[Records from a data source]
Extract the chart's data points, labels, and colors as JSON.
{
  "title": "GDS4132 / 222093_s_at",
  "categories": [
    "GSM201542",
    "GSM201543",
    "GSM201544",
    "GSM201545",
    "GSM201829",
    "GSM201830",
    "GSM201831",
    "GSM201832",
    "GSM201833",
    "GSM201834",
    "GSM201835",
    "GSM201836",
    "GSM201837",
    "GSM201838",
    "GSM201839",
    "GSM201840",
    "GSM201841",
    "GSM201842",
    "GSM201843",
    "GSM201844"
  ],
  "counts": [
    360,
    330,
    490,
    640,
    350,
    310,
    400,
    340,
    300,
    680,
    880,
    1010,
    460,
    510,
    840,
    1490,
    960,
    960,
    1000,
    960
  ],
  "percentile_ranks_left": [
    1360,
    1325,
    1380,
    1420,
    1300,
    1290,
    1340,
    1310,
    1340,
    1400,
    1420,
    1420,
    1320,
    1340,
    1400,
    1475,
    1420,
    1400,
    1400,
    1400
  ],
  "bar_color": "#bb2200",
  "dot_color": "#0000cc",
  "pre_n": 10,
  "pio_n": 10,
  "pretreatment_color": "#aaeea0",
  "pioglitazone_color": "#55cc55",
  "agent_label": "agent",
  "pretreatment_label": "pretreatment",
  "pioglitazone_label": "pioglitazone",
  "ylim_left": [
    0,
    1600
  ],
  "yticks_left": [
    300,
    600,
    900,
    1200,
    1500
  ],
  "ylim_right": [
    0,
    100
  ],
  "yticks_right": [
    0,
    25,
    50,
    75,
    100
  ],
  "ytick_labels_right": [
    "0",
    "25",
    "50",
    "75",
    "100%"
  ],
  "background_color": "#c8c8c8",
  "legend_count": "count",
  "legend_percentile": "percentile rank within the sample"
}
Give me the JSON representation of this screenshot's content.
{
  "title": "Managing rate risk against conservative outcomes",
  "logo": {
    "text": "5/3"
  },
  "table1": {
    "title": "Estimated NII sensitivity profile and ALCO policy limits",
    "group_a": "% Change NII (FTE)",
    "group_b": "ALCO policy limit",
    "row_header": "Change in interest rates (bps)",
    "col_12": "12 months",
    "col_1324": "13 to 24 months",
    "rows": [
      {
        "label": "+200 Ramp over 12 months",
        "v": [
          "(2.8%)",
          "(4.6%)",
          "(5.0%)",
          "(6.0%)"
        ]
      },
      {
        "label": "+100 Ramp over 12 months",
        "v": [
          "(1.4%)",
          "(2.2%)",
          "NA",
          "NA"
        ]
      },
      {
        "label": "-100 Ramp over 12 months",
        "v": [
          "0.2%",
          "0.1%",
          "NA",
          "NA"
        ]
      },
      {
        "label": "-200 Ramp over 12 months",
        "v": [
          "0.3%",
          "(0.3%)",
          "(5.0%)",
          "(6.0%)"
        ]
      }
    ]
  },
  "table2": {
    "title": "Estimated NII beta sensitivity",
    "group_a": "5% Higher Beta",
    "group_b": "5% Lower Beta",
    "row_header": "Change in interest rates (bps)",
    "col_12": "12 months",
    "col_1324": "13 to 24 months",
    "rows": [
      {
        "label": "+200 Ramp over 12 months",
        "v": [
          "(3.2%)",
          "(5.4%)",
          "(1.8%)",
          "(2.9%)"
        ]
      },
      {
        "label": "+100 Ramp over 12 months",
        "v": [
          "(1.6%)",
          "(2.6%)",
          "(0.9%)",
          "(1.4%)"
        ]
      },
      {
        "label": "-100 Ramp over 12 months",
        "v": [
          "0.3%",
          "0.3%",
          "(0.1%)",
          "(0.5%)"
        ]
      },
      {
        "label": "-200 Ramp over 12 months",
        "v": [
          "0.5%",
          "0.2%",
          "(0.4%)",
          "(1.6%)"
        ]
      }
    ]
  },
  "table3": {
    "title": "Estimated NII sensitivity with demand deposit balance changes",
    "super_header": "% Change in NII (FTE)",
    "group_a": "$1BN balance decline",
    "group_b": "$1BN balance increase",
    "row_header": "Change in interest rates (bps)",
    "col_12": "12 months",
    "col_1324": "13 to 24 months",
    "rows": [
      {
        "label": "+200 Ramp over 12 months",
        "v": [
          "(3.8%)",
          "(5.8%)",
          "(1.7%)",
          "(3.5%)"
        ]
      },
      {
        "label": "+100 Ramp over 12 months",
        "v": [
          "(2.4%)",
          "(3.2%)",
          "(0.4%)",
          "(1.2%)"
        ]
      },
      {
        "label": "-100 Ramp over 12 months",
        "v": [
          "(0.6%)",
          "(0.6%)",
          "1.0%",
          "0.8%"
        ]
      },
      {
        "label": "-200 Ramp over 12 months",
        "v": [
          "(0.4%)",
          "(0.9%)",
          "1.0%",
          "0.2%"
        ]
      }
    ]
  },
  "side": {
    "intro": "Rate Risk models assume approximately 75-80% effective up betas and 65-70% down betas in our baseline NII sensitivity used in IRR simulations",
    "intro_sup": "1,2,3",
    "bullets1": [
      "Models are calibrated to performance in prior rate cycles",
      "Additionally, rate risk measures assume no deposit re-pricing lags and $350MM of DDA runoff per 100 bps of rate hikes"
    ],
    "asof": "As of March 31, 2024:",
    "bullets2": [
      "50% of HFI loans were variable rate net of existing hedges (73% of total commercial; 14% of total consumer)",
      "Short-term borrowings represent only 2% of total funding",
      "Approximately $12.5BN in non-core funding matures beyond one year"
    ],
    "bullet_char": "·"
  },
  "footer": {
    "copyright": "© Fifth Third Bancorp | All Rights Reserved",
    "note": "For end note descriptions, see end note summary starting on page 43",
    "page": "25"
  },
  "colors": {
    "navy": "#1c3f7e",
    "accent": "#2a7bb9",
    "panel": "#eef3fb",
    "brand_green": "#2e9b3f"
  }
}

__What this task involves__: Where a line holds "ALCO", copy that line.

__Finished answer__:
    "title": "Estimated NII sensitivity profile and ALCO policy limits",
    "group_b": "ALCO policy limit",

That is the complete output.